--- Task prompt ---
Nothing in the data should change when you return it, but leave the pictures out.

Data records
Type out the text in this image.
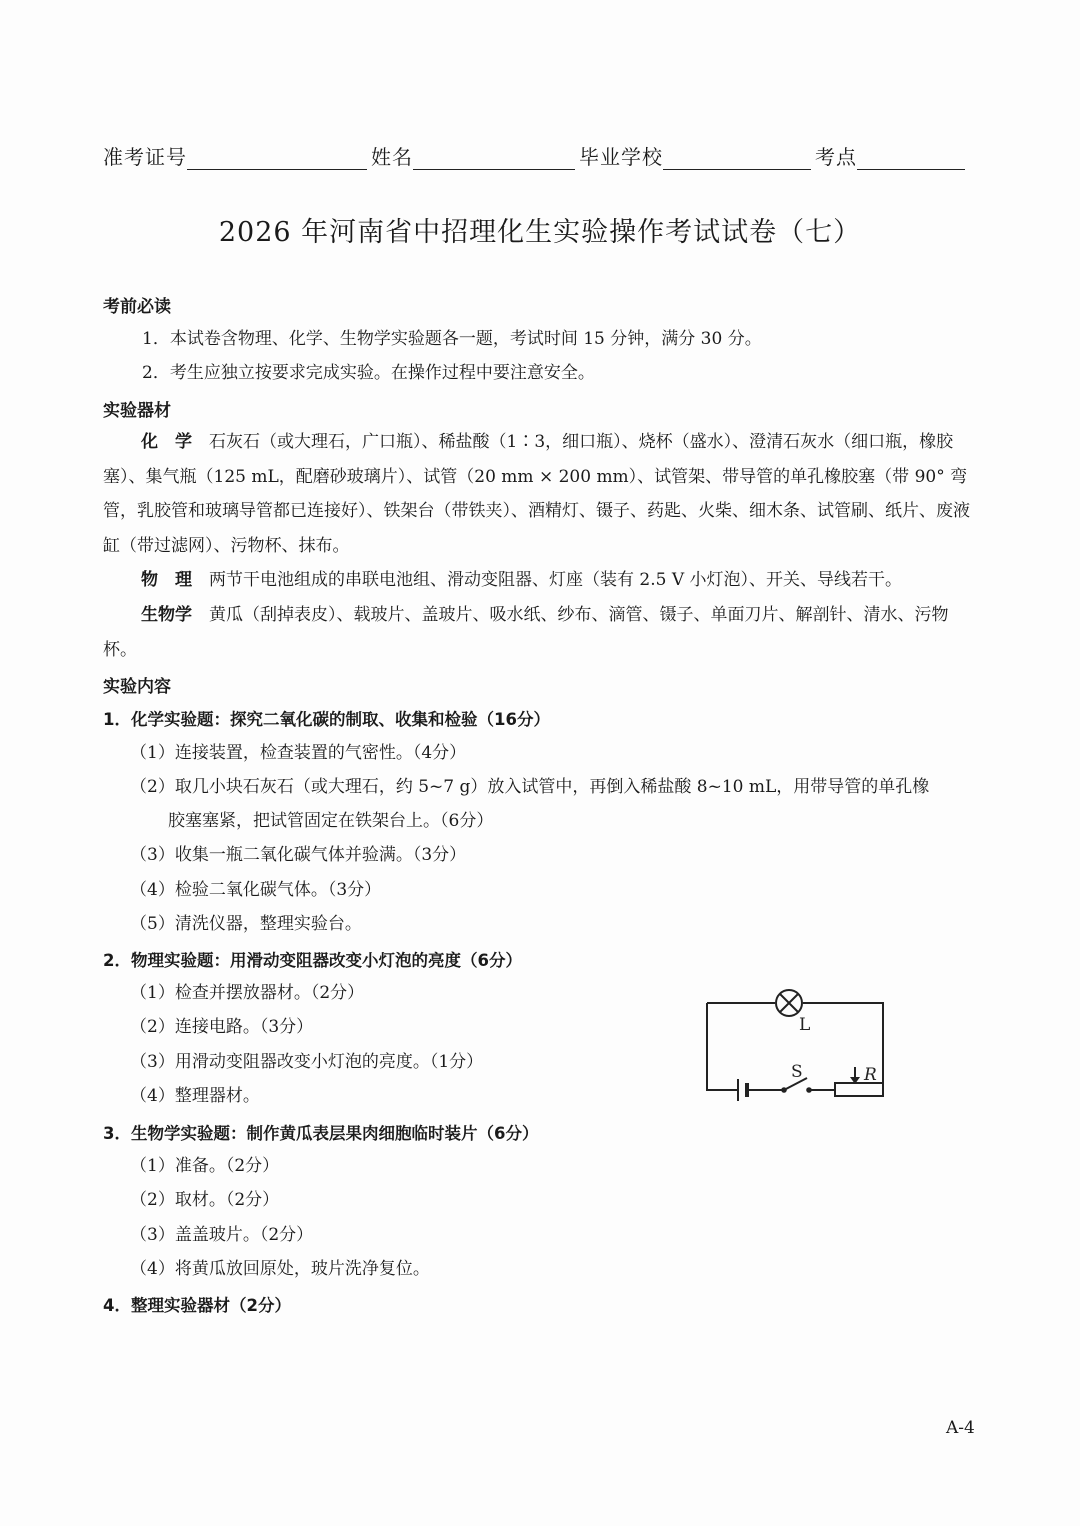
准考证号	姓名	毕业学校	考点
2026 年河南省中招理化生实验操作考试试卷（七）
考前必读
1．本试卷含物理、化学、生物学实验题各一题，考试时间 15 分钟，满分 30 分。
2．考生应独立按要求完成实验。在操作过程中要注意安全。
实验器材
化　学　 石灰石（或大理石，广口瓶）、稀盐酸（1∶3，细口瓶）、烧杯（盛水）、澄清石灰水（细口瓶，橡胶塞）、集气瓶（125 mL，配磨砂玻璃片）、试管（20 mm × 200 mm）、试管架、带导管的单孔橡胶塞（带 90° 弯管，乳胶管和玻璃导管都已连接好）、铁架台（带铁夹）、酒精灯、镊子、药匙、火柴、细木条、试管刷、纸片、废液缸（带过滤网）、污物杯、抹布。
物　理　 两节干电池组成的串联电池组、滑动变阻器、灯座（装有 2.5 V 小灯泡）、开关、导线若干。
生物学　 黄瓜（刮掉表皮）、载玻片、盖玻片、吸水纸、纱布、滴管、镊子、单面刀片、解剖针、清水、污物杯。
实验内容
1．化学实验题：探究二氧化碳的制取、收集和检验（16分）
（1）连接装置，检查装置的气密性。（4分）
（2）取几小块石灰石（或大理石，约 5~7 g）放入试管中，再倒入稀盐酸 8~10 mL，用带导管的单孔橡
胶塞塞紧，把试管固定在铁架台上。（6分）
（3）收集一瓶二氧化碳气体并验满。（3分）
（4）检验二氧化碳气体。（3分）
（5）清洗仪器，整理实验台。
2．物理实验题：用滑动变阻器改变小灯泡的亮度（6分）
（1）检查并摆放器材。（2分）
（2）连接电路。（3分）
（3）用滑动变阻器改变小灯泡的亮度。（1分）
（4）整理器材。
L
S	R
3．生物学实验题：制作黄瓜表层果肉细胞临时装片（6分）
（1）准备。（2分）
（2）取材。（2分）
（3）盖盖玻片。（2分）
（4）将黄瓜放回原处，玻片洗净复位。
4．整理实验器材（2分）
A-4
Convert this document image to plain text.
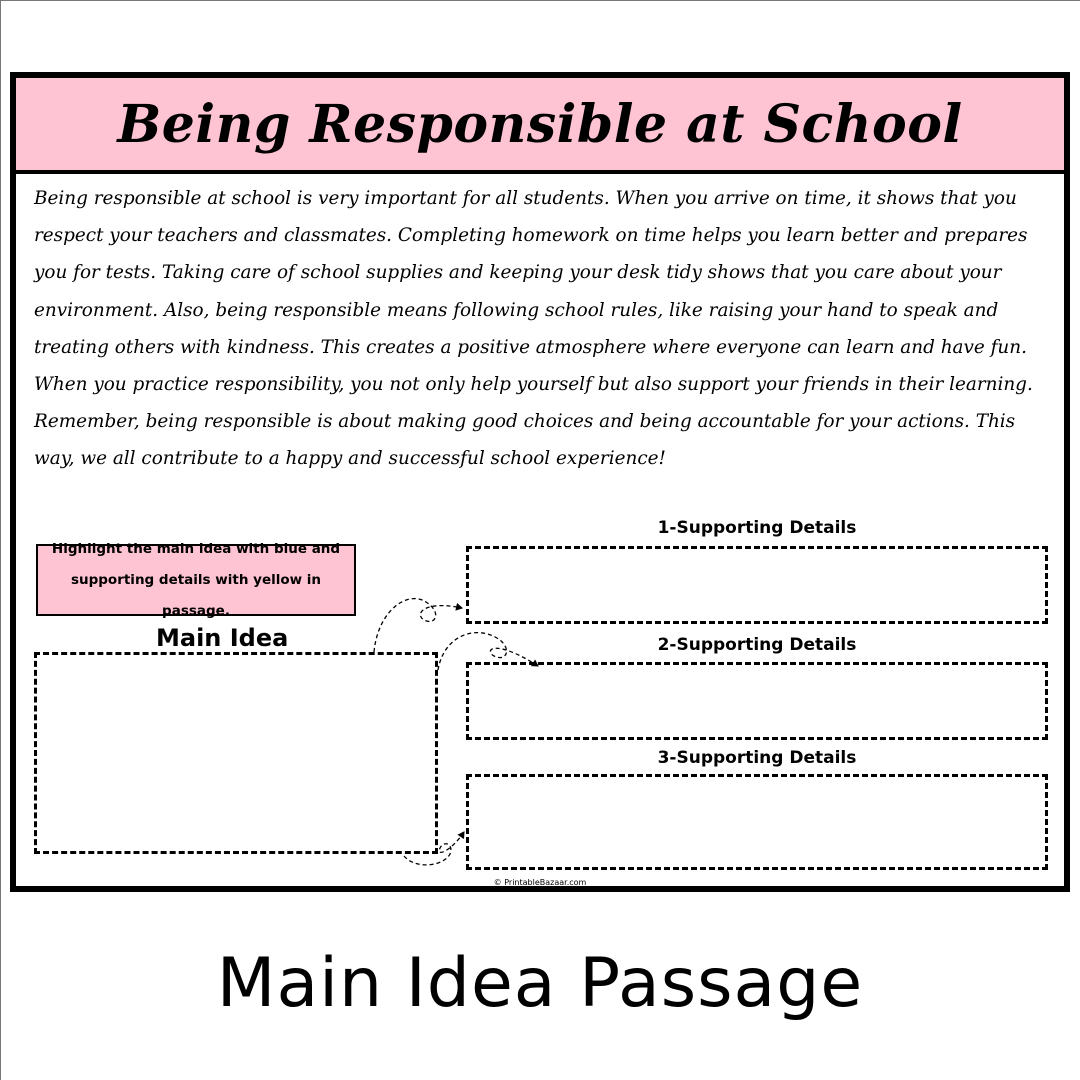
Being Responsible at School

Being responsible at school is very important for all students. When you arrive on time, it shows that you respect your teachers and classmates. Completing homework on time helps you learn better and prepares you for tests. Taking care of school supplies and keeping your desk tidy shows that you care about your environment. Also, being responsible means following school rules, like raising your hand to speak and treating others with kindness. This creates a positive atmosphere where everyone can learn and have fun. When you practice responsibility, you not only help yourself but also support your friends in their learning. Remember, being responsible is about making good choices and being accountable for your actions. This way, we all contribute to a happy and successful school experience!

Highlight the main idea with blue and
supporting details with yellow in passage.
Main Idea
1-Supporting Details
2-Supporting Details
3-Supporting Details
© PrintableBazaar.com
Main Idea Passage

--- Output for this task ---
Type out the text in this image.
准考证号	姓名	毕业学校	考点
2026 年河南省中招理化生实验操作考试试卷（七）
考前必读
1．本试卷含物理、化学、生物学实验题各一题，考试时间 15 分钟，满分 30 分。
2．考生应独立按要求完成实验。在操作过程中要注意安全。
实验器材
化　学　 石灰石（或大理石，广口瓶）、稀盐酸（1∶3，细口瓶）、烧杯（盛水）、澄清石灰水（细口瓶，橡胶塞）、集气瓶（125 mL，配磨砂玻璃片）、试管（20 mm × 200 mm）、试管架、带导管的单孔橡胶塞（带 90° 弯管，乳胶管和玻璃导管都已连接好）、铁架台（带铁夹）、酒精灯、镊子、药匙、火柴、细木条、试管刷、纸片、废液缸（带过滤网）、污物杯、抹布。
物　理　 两节干电池组成的串联电池组、滑动变阻器、灯座（装有 2.5 V 小灯泡）、开关、导线若干。
生物学　 黄瓜（刮掉表皮）、载玻片、盖玻片、吸水纸、纱布、滴管、镊子、单面刀片、解剖针、清水、污物杯。
实验内容
1．化学实验题：探究二氧化碳的制取、收集和检验（16分）
（1）连接装置，检查装置的气密性。（4分）
（2）取几小块石灰石（或大理石，约 5~7 g）放入试管中，再倒入稀盐酸 8~10 mL，用带导管的单孔橡
胶塞塞紧，把试管固定在铁架台上。（6分）
（3）收集一瓶二氧化碳气体并验满。（3分）
（4）检验二氧化碳气体。（3分）
（5）清洗仪器，整理实验台。
2．物理实验题：用滑动变阻器改变小灯泡的亮度（6分）
（1）检查并摆放器材。（2分）
（2）连接电路。（3分）
（3）用滑动变阻器改变小灯泡的亮度。（1分）
（4）整理器材。
L
S	R
3．生物学实验题：制作黄瓜表层果肉细胞临时装片（6分）
（1）准备。（2分）
（2）取材。（2分）
（3）盖盖玻片。（2分）
（4）将黄瓜放回原处，玻片洗净复位。
4．整理实验器材（2分）
A-4
Convert this document image to plain text.
Being Responsible at School

Being responsible at school is very important for all students. When you arrive on time, it shows that you respect your teachers and classmates. Completing homework on time helps you learn better and prepares you for tests. Taking care of school supplies and keeping your desk tidy shows that you care about your environment. Also, being responsible means following school rules, like raising your hand to speak and treating others with kindness. This creates a positive atmosphere where everyone can learn and have fun. When you practice responsibility, you not only help yourself but also support your friends in their learning. Remember, being responsible is about making good choices and being accountable for your actions. This way, we all contribute to a happy and successful school experience!

Highlight the main idea with blue and
supporting details with yellow in passage.
Main Idea
1-Supporting Details
2-Supporting Details
3-Supporting Details
© PrintableBazaar.com
Main Idea Passage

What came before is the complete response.